» **What to do**
Check every line below for the string "Residence", and copy the lines that contain it.

» **Material supplied**

——————

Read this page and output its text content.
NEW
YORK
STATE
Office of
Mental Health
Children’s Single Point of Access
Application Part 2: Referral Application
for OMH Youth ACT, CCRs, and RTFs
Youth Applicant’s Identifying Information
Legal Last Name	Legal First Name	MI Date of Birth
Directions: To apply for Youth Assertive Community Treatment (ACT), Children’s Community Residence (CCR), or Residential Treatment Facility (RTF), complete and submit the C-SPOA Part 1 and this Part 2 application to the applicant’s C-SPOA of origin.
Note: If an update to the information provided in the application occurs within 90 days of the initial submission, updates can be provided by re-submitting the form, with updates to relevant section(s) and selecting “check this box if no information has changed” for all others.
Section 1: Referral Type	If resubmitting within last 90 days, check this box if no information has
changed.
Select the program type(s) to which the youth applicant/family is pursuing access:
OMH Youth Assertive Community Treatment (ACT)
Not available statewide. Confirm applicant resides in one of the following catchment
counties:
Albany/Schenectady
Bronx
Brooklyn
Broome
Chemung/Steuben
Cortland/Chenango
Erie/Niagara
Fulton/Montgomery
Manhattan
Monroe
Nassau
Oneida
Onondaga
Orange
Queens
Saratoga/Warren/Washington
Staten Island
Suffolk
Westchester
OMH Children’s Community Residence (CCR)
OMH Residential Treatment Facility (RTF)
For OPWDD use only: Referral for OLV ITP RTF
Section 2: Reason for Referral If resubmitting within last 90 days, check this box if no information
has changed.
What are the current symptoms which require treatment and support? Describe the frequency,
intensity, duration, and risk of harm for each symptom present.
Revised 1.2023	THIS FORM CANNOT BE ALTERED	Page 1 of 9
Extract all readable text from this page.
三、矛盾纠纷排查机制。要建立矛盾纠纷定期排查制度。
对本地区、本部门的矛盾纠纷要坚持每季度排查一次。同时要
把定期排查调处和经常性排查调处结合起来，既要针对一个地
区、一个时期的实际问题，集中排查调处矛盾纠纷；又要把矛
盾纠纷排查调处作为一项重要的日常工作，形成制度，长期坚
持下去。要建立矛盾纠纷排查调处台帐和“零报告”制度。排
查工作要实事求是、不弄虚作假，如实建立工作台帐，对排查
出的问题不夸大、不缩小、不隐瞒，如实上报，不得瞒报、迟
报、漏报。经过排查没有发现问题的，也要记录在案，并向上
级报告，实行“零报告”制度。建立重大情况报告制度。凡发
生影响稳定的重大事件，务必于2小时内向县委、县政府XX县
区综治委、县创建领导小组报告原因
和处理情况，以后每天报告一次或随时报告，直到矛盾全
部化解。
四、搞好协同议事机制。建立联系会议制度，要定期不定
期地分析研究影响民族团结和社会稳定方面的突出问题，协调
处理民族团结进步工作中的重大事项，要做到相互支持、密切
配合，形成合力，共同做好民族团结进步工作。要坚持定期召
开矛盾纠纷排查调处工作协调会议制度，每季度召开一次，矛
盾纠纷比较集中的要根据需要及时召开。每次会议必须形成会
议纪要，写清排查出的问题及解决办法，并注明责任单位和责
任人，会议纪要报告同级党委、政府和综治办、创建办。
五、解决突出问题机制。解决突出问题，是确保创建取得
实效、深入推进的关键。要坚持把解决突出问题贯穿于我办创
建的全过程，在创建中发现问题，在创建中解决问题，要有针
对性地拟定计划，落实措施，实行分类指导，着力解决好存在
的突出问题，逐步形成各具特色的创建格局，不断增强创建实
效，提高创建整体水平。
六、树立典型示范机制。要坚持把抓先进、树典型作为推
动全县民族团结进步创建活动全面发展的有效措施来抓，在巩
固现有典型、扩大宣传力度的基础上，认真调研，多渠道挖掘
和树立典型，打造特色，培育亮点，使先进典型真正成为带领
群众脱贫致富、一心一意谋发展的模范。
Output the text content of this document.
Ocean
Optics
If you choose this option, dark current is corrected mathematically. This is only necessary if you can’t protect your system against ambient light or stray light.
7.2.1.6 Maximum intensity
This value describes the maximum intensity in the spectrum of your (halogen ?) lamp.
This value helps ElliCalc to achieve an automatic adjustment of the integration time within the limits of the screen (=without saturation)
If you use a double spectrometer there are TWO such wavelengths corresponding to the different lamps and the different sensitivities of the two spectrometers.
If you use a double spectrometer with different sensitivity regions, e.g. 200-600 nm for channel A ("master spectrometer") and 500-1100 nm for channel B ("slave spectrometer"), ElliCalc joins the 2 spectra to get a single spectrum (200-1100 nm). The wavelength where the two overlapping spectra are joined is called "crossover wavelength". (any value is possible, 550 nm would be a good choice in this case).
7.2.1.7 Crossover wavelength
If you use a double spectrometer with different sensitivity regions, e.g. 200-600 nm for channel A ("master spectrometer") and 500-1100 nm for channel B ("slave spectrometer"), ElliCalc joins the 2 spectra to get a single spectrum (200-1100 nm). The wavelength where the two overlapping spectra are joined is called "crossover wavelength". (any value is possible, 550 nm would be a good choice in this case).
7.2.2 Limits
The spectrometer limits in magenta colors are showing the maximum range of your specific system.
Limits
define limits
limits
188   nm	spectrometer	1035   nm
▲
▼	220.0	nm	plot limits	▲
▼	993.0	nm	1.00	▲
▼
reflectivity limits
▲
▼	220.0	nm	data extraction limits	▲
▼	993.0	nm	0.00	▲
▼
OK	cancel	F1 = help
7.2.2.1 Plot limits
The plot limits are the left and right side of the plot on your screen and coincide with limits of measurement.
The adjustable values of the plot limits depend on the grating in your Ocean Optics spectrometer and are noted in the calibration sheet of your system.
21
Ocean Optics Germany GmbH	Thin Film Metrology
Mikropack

——————

» **Completed exercise**
Directions: To apply for Youth Assertive Community Treatment (ACT), Children’s Community Residence (CCR), or Residential Treatment Facility (RTF), complete and submit the C-SPOA Part 1 and this Part 2 application to the applicant’s C-SPOA of origin.
OMH Children’s Community Residence (CCR)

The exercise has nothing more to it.